CONSIGNES =>
A: Pour chacune des affirmations suivantes, indiquez si elle concorde avec le texte sur la dette publique américaine, en répondant par oui ou non et en citant les mots décisifs du texte. (i) Le texte annonce qu'il expliquera le mécanisme économique qui engendre les déficits. (ii) Selon le texte, les multinationales canadiennes auraient développé le nouveau modèle avant les multinationales américaines. (iii) Le texte présente ce processus comme inhérent au modèle de développement impérialiste.
B: Répondez brièvement à ces questions sur le texte sur la dette publique américaine.
(i) Quelle dette connaît un gonflement vertigineux ?
(ii) Vers quoi les multinationales poursuivent-elles leur marche inexorable ?
(iii) Par quel pays le nouveau modèle commencerait-il à se répandre ?
C: Énumérez toutes les provenances des grandes multinationales citées dans le texte sur la dette publique américaine.

DOCUMENT SOURCE =>
Nous abordons aujourd’hui le problème
récurrent et fort complexe des déficits
publics américains et du gonflement
vertigineux de leur dette souveraine.
Nous expliquerons le mécanisme
économique qui engendre ces déficits et
qui suscite le gonflement de leur dette
souveraine, le défaut de paiement et la
dévaluation du dollar US. Nous verrons
que ce processus est inhérent au modèle
de développement impérialiste et qu’à
terme il engendre la création de
gigantesques entreprises multinationales
sans patrie, sans allégeance, sans foi
et sans loi, prêtes à flouer l’économie
américaine si nécessaire
afin
de poursuivre leur marche inexorable
vers l’accumulation de profits.
LE
MODÈLE DE LA « PLATEFORME »
Un
nouveau « modèle
de division internationale du travail »
serait en
train de se répandre sur la planète. À
commencer par les États-Unis d’Amérique,
les grandes multinationales, américaines
d’abord, canadiennes, australiennes,
israéliennes et européennes ensuite,
auraient développé une nouvelle façon de
produire et de vendre des marchandises
en accumulant des profits astronomiques.

EXTRAIT DES DONNÉES =>

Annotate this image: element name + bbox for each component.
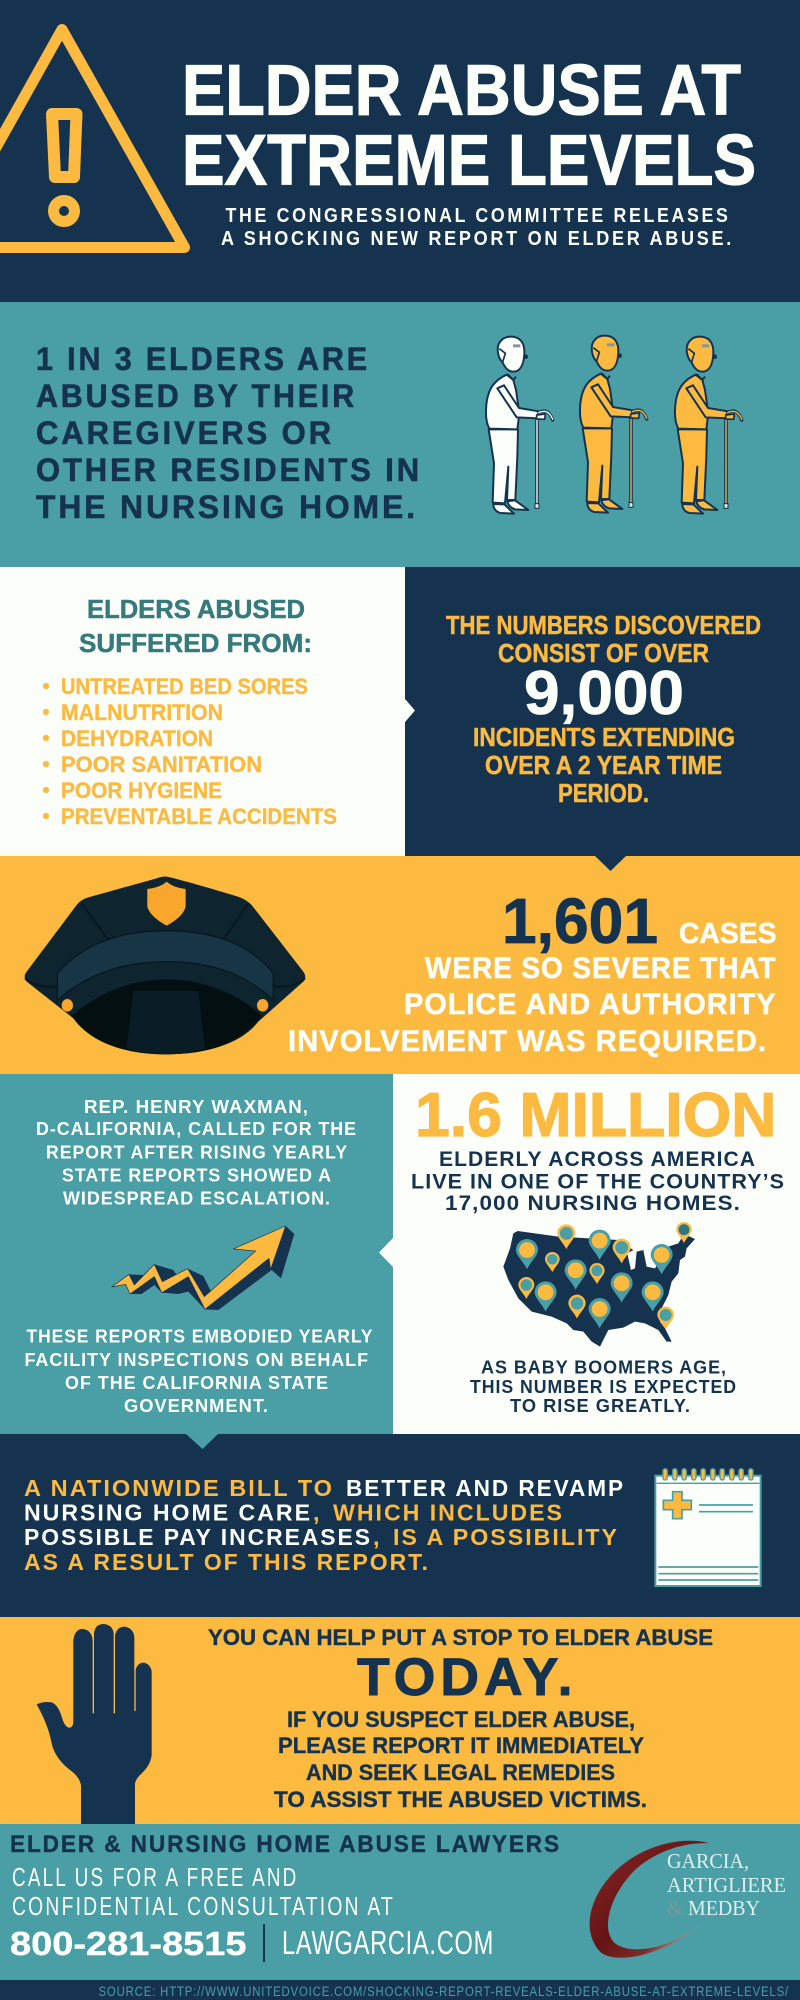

RÉSULTATS PAR CONSIGNE =>
A:
(i) Oui : « Nous expliquerons le mécanisme économique qui engendre ces déficits »
(ii) Non : « les grandes multinationales, américaines d’abord, canadiennes, australiennes, israéliennes et européennes ensuite »
(iii) Oui : « ce processus est inhérent au modèle de développement impérialiste »

B:
(i) La dette souveraine américaine
(ii) Vers l’accumulation de profits
(iii) Les États-Unis d’Amérique

C: américaines, canadiennes, australiennes, israéliennes, européennes